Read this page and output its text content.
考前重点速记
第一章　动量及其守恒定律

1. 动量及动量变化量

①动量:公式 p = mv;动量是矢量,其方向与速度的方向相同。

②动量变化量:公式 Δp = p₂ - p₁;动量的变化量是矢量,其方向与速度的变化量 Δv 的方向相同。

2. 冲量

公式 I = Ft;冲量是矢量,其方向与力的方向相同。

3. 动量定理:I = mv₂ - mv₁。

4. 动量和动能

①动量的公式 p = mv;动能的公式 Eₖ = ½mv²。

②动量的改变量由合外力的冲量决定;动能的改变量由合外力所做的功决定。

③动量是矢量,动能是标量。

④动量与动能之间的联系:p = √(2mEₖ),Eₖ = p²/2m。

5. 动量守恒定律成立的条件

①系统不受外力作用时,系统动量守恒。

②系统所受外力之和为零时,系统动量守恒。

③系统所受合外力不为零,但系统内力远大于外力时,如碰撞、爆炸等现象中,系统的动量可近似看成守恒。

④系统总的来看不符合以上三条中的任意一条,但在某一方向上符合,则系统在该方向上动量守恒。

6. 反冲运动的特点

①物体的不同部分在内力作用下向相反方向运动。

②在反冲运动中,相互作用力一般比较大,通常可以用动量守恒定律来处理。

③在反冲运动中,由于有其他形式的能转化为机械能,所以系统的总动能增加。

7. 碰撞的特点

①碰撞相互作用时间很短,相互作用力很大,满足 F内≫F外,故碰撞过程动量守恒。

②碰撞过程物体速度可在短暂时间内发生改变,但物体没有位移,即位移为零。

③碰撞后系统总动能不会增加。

### [Exercise]
Repeat the records above in full, character for character.

### [The completed task]
Read this page and output its text content.
考前重点速记
第一章　动量及其守恒定律

1. 动量及动量变化量

①动量:公式 p = mv;动量是矢量,其方向与速度的方向相同。

②动量变化量:公式 Δp = p₂ - p₁;动量的变化量是矢量,其方向与速度的变化量 Δv 的方向相同。

2. 冲量

公式 I = Ft;冲量是矢量,其方向与力的方向相同。

3. 动量定理:I = mv₂ - mv₁。

4. 动量和动能

①动量的公式 p = mv;动能的公式 Eₖ = ½mv²。

②动量的改变量由合外力的冲量决定;动能的改变量由合外力所做的功决定。

③动量是矢量,动能是标量。

④动量与动能之间的联系:p = √(2mEₖ),Eₖ = p²/2m。

5. 动量守恒定律成立的条件

①系统不受外力作用时,系统动量守恒。

②系统所受外力之和为零时,系统动量守恒。

③系统所受合外力不为零,但系统内力远大于外力时,如碰撞、爆炸等现象中,系统的动量可近似看成守恒。

④系统总的来看不符合以上三条中的任意一条,但在某一方向上符合,则系统在该方向上动量守恒。

6. 反冲运动的特点

①物体的不同部分在内力作用下向相反方向运动。

②在反冲运动中,相互作用力一般比较大,通常可以用动量守恒定律来处理。

③在反冲运动中,由于有其他形式的能转化为机械能,所以系统的总动能增加。

7. 碰撞的特点

①碰撞相互作用时间很短,相互作用力很大,满足 F内≫F外,故碰撞过程动量守恒。

②碰撞过程物体速度可在短暂时间内发生改变,但物体没有位移,即位移为零。

③碰撞后系统总动能不会增加。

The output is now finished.